## Source text
--- Begin ---
Aug 28, 2022 5 min read

Setting up a full Erigon Ethereum node on AWS - Part 4/4 Monitoring with Grafana and Prometheus

This post is part of a multi-series write-up about setting up Erigon on AWS. If you followed the previous posts, you should have a three instances running in your AWS VPC: one for the Ergion full Ethereum node, another one for the SSH bastion and the third for running the metrics. In this final part of our series we will configure Grafana and Prometheus to collect metrics about how Erigon node.

Terraforming AWS
Linux Security hardening with Ansible
Erigon and RPC Daemon
Metrics and monitoring with Prometheus and Grafana (this guide)

Ansible Playbooks

As usual, we will deploy the metrics server using a set of Ansible roles and collections. First, let's install the first one called grafana_stack from fahcsim:

$ ansible-galaxy collection install fahcsim.grafana_stack

For Prometheus, we will hand craft the Ansible role for installing and configuring the daemon that will collect metrics from the Erigon node. This is the basic structure of our role:

.
├── roles
│   ├── prometheus_server
│   │   ├── handlers
│   │   │   └── main.yml
│   │   ├── tasks
│   │   │   └── main.yml
│   │   ├── templates
│   │   │   ├── prometheus.service.j2
│   │   │   └── prometheus.yml.j2
│   │   └── vars
│   │       └── main.yml

~/ansible/roles

This should be self explanatory: the handlers folder is an event handler that allows us to trigger some cleanup once we finish setting up prometheus, the templates contain both our systemd startup script, as well as the Prometheus configuration.

Let's start with the main playbook:

---
- name: extract tarball
  ansible.builtin.unarchive:
    src: "https://github.com/prometheus/prometheus/releases/download/v\
         {{  version  }}/prometheus-{{  version  }}.linux-amd64.tar.gz"
    dest: /tmp
    remote_src: true
  tags:
    - prometheus
  changed_when: false

- name: create /opt/prometheus directory
  ansible.builtin.file:
    path: /opt/prometheus
    state: directory
    owner: root
    group: root
    mode: 0755

- name: move prometheus binary
  ansible.builtin.copy:
    src: "/tmp/prometheus-{{  version  }}.linux-amd64/prometheus"
    dest: /opt/prometheus
    owner: root
    group: root
    mode: 0755
    remote_src: true
  tags:
    - prometheus
  notify: cleanup installer directory
  changed_when: false

- name: template systemd unit file
  ansible.builtin.template:
    src: templates/prometheus.service.j2
    dest: /etc/systemd/system/prometheus.service
    owner: root
    group: root
    mode: 0755
  tags:
    - prometheus
  changed_when: false

- name: make directory for prometheus config
  ansible.builtin.file:
    path: "{{  item  }}"
--- End ---
## To do
1. Reproduce the Erigon monitoring guide from "This post is" up to and including "Grafana (this guide)", replacing "Grafana" with "Kibana".
2. List the name of every task in the main playbook shown in the Erigon monitoring guide.

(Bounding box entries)
--- Begin ---
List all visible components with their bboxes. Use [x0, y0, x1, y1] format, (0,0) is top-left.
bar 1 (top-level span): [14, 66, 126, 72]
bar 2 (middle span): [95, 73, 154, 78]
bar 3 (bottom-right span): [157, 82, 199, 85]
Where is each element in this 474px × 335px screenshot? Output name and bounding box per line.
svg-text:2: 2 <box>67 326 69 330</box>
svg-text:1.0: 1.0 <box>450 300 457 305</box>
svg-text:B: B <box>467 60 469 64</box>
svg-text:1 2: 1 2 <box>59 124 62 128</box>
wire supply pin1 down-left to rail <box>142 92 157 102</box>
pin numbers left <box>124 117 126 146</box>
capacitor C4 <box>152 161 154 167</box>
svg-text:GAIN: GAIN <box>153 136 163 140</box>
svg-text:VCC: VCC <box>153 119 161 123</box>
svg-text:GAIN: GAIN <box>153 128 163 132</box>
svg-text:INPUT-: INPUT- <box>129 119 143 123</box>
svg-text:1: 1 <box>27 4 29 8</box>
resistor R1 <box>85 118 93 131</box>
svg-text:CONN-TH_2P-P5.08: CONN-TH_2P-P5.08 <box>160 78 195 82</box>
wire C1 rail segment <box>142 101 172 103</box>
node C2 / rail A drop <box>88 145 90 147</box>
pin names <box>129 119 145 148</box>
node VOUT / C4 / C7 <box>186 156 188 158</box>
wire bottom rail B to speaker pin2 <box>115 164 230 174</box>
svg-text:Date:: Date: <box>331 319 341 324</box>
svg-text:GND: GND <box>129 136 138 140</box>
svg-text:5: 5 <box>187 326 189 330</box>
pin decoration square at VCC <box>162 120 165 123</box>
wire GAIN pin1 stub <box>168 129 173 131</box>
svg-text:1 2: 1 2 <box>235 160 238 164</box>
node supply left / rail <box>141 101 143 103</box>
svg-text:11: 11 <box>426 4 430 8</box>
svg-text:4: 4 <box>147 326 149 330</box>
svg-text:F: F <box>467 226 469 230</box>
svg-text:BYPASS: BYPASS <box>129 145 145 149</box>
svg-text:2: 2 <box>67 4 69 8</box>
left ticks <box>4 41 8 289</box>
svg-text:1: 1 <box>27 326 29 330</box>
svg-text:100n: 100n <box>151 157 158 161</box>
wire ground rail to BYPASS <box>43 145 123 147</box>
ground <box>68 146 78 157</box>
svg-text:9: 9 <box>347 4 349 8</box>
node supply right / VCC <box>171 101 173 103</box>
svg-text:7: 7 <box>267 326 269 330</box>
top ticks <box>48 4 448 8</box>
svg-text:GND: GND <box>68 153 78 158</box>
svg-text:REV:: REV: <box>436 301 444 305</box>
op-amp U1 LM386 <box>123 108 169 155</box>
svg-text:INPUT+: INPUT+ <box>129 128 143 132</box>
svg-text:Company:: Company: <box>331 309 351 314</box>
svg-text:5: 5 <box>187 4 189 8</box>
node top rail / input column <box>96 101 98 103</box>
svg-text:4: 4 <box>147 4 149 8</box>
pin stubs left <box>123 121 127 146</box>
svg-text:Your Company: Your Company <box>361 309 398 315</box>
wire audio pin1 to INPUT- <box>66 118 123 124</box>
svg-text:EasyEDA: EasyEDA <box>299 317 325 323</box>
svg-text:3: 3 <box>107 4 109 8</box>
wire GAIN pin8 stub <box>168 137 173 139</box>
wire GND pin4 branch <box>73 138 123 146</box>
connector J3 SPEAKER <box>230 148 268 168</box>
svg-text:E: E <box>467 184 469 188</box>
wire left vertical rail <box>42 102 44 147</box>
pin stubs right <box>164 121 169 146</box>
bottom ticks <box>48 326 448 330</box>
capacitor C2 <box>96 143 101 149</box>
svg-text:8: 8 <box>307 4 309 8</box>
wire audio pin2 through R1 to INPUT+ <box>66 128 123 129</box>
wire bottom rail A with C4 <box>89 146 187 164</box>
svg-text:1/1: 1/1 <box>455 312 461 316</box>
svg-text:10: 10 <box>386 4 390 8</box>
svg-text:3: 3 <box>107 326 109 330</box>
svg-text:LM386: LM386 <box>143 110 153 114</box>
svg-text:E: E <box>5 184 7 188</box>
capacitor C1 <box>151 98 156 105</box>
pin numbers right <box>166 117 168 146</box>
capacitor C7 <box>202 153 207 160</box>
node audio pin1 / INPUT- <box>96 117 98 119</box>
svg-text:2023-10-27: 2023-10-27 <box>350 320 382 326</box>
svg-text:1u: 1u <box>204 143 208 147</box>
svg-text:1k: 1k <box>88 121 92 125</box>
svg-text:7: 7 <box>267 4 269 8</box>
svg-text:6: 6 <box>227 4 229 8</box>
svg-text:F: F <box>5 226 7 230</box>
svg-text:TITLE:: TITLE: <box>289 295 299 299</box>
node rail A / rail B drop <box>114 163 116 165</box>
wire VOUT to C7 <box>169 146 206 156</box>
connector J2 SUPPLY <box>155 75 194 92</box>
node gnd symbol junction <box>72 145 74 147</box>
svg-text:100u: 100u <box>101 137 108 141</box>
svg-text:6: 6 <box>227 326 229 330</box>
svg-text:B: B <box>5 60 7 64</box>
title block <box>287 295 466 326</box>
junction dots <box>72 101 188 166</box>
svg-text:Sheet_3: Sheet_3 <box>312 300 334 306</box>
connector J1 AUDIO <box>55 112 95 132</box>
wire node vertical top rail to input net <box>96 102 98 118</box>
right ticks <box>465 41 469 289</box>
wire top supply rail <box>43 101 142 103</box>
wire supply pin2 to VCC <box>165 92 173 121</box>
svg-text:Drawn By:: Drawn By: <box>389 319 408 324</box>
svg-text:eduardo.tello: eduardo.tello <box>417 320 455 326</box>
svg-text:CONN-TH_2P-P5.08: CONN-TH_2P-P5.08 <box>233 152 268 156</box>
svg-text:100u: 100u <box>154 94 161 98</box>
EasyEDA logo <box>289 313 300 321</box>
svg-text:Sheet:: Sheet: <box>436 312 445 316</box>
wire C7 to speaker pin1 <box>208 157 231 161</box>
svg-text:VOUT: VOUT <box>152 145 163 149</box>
--- End ---
## Answers for the tasks
1.
This post is part of a multi-series write-up about setting up Erigon on AWS. If you followed the previous posts, you should have a three instances running in your AWS VPC: one for the Ergion full Ethereum node, another one for the SSH bastion and the third for running the metrics. In this final part of our series we will configure Kibana and Prometheus to collect metrics about how Erigon node.

Terraforming AWS
Linux Security hardening with Ansible
Erigon and RPC Daemon
Metrics and monitoring with Prometheus and Kibana (this guide)

2.
- extract tarball
- create /opt/prometheus directory
- move prometheus binary
- template systemd unit file
- make directory for prometheus config